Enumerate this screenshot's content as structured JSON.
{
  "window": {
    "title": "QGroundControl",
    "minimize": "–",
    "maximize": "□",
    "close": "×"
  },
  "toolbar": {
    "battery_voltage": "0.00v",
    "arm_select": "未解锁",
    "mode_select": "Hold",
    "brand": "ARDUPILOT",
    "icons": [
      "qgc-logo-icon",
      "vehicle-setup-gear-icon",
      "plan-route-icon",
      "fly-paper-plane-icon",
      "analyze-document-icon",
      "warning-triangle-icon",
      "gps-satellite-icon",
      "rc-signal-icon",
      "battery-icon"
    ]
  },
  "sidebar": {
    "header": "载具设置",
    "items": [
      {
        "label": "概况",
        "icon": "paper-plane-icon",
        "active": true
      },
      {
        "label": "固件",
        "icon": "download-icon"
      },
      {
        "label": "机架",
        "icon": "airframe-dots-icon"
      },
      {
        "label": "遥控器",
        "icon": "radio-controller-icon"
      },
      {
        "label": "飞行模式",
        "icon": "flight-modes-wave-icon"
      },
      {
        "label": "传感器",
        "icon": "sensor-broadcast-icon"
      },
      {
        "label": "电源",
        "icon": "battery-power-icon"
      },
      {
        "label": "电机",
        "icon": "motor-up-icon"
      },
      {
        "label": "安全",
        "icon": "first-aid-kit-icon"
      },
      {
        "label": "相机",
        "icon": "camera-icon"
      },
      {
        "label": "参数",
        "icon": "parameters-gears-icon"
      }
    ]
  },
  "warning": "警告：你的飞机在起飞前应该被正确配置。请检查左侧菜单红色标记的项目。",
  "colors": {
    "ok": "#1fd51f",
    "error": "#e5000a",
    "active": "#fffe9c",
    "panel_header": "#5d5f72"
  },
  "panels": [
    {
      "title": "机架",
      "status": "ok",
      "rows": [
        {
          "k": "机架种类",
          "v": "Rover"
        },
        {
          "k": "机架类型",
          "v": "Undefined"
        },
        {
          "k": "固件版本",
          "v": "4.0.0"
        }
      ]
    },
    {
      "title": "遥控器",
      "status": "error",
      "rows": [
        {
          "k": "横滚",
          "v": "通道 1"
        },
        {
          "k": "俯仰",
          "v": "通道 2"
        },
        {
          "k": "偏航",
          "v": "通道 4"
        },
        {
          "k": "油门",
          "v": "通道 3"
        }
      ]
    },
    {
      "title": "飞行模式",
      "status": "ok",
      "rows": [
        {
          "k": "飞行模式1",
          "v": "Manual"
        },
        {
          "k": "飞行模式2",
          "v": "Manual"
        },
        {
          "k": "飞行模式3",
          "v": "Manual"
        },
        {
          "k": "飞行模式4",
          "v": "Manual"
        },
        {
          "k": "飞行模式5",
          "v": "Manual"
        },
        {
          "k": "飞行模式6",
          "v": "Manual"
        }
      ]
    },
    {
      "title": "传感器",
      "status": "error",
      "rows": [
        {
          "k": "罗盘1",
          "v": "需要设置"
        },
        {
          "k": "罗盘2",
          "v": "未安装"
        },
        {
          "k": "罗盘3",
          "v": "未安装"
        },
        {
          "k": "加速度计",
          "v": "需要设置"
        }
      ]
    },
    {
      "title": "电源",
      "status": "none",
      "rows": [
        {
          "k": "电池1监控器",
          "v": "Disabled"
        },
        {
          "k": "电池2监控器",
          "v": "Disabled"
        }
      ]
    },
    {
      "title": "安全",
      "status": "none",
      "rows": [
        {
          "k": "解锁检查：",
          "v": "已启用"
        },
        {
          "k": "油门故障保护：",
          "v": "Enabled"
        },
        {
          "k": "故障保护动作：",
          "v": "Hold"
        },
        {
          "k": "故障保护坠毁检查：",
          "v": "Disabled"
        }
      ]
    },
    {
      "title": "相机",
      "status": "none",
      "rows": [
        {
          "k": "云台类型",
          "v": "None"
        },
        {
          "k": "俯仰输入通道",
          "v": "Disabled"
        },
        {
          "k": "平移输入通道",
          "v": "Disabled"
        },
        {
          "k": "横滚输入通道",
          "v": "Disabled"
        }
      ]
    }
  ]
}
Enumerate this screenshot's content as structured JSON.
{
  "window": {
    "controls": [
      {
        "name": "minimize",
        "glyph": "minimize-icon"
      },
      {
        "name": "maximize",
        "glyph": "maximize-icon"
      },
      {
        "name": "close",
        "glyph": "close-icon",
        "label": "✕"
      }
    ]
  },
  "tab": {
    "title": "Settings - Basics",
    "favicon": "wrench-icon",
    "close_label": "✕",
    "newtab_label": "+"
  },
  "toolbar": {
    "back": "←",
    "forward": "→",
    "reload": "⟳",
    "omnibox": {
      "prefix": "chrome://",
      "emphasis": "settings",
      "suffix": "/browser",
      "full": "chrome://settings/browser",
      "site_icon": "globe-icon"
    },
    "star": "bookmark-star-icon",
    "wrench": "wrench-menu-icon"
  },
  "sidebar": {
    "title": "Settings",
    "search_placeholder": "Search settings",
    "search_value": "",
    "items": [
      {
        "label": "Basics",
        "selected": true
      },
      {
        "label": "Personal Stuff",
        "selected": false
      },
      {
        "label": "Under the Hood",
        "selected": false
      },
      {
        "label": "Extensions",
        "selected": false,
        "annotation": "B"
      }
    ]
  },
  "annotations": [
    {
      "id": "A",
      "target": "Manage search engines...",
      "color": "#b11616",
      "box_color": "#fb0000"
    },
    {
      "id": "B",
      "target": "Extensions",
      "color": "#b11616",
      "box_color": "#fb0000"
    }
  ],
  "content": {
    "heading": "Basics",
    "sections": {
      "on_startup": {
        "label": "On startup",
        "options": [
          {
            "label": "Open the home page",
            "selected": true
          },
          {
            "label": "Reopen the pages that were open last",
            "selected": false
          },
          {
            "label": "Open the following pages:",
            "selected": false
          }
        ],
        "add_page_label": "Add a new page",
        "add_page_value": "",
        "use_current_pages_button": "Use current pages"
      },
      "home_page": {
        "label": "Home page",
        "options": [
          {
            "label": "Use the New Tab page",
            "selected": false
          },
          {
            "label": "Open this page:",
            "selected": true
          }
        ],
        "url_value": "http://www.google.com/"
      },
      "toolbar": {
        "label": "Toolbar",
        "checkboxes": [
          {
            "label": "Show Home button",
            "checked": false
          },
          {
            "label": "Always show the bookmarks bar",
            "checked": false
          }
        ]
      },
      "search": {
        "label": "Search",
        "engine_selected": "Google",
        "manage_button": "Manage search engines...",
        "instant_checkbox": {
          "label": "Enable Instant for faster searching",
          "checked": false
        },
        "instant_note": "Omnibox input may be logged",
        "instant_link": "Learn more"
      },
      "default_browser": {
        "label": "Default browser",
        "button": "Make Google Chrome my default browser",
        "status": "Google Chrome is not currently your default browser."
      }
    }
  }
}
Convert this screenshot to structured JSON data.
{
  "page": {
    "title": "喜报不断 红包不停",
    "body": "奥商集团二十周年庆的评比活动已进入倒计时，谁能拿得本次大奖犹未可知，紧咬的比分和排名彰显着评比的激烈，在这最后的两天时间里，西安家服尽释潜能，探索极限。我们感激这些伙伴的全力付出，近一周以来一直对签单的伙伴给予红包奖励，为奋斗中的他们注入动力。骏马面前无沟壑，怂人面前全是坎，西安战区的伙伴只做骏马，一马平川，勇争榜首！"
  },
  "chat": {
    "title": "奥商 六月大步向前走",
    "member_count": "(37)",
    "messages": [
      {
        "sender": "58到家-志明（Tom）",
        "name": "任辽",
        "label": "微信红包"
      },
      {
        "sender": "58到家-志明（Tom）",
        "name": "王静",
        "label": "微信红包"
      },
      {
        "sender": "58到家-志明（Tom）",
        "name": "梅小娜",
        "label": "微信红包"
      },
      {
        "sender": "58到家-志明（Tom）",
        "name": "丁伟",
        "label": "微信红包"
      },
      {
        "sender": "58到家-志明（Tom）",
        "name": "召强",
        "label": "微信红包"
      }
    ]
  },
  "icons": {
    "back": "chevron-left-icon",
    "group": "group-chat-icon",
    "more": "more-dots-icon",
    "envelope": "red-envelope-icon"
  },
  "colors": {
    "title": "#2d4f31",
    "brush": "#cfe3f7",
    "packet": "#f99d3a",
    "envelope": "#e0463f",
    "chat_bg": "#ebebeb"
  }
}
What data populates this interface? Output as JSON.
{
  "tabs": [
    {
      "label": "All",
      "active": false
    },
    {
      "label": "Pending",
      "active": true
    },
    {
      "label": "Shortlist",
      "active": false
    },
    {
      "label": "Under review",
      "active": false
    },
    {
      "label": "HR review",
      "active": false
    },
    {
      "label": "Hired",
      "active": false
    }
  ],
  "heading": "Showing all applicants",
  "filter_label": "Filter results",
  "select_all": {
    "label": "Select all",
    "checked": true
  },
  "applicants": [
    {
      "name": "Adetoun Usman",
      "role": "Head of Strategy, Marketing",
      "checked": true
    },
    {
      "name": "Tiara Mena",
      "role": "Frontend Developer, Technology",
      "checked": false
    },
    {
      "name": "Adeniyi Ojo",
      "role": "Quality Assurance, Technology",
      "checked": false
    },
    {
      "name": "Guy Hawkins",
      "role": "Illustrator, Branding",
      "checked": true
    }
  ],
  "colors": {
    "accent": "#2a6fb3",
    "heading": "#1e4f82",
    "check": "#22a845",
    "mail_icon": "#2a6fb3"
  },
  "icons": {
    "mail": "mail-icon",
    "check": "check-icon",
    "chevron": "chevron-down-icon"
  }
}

» **Written task**: Scan the entries above for the word "chevron" and collect each line holding it.

» **Result of this task**:
    "back": "chevron-left-icon",
    "chevron": "chevron-down-icon"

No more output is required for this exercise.